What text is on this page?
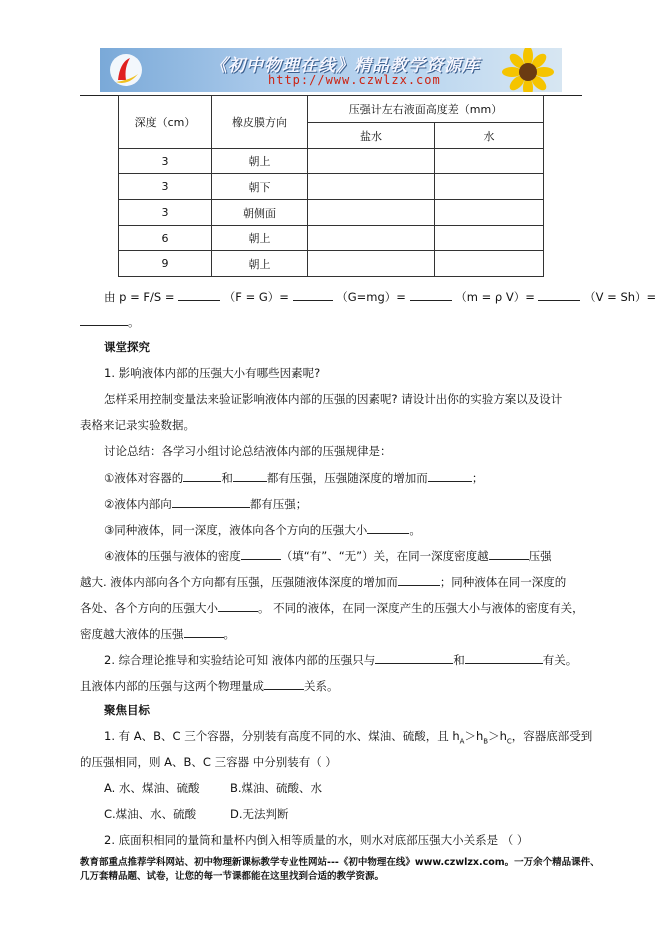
《初中物理在线》精品教学资源库
http://www.czwlzx.com
深度（cm）	橡皮膜方向	压强计左右液面高度差（mm）	
		盐水	水
3	朝上		
3	朝下		
3	朝侧面		
6	朝上		
9	朝上		
由 p = F/S =	（F = G）=	（G=mg）=	（m = ρ V）=	（V = Sh）=
。
课堂探究
1. 影响液体内部的压强大小有哪些因素呢?
怎样采用控制变量法来验证影响液体内部的压强的因素呢? 请设计出你的实验方案以及设计
表格来记录实验数据。
讨论总结：各学习小组讨论总结液体内部的压强规律是：
①液体对容器的	和	都有压强，压强随深度的增加而	；
②液体内部向	都有压强；
③同种液体，同一深度，液体向各个方向的压强大小	。
④液体的压强与液体的密度	（填“有”、“无”）关，在同一深度密度越	压强
越大. 液体内部向各个方向都有压强，压强随液体深度的增加而	；同种液体在同一深度的
各处、各个方向的压强大小	。 不同的液体，在同一深度产生的压强大小与液体的密度有关，
密度越大液体的压强	。
2. 综合理论推导和实验结论可知 液体内部的压强只与	和	有关。
且液体内部的压强与这两个物理量成	关系。
聚焦目标
1. 有 A、B、C 三个容器，分别装有高度不同的水、煤油、硫酸，且 $h_A>h_B>h_C$，容器底部受到
的压强相同，则 A、B、C 三容器 中分别装有（ ）
A. 水、煤油、硫酸	B.煤油、硫酸、水
C.煤油、水、硫酸	D.无法判断
2. 底面积相同的量筒和量杯内倒入相等质量的水，则水对底部压强大小关系是 （ ）
教育部重点推荐学科网站、初中物理新课标教学专业性网站---《初中物理在线》www.czwlzx.com。一万余个精品课件、
几万套精品题、试卷，让您的每一节课都能在这里找到合适的教学资源。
::::::::::
→ **Instructions to follow**
From the material above, copy everything exactly but the pictures.

→ **Answer**
What text is on this page?
《初中物理在线》精品教学资源库
http://www.czwlzx.com
深度（cm）	橡皮膜方向	压强计左右液面高度差（mm）	
		盐水	水
3	朝上		
3	朝下		
3	朝侧面		
6	朝上		
9	朝上		
由 p = F/S =	（F = G）=	（G=mg）=	（m = ρ V）=	（V = Sh）=
。
课堂探究
1. 影响液体内部的压强大小有哪些因素呢?
怎样采用控制变量法来验证影响液体内部的压强的因素呢? 请设计出你的实验方案以及设计
表格来记录实验数据。
讨论总结：各学习小组讨论总结液体内部的压强规律是：
①液体对容器的	和	都有压强，压强随深度的增加而	；
②液体内部向	都有压强；
③同种液体，同一深度，液体向各个方向的压强大小	。
④液体的压强与液体的密度	（填“有”、“无”）关，在同一深度密度越	压强
越大. 液体内部向各个方向都有压强，压强随液体深度的增加而	；同种液体在同一深度的
各处、各个方向的压强大小	。 不同的液体，在同一深度产生的压强大小与液体的密度有关，
密度越大液体的压强	。
2. 综合理论推导和实验结论可知 液体内部的压强只与	和	有关。
且液体内部的压强与这两个物理量成	关系。
聚焦目标
1. 有 A、B、C 三个容器，分别装有高度不同的水、煤油、硫酸，且 $h_A>h_B>h_C$，容器底部受到
的压强相同，则 A、B、C 三容器 中分别装有（ ）
A. 水、煤油、硫酸	B.煤油、硫酸、水
C.煤油、水、硫酸	D.无法判断
2. 底面积相同的量筒和量杯内倒入相等质量的水，则水对底部压强大小关系是 （ ）
教育部重点推荐学科网站、初中物理新课标教学专业性网站---《初中物理在线》www.czwlzx.com。一万余个精品课件、
几万套精品题、试卷，让您的每一节课都能在这里找到合适的教学资源。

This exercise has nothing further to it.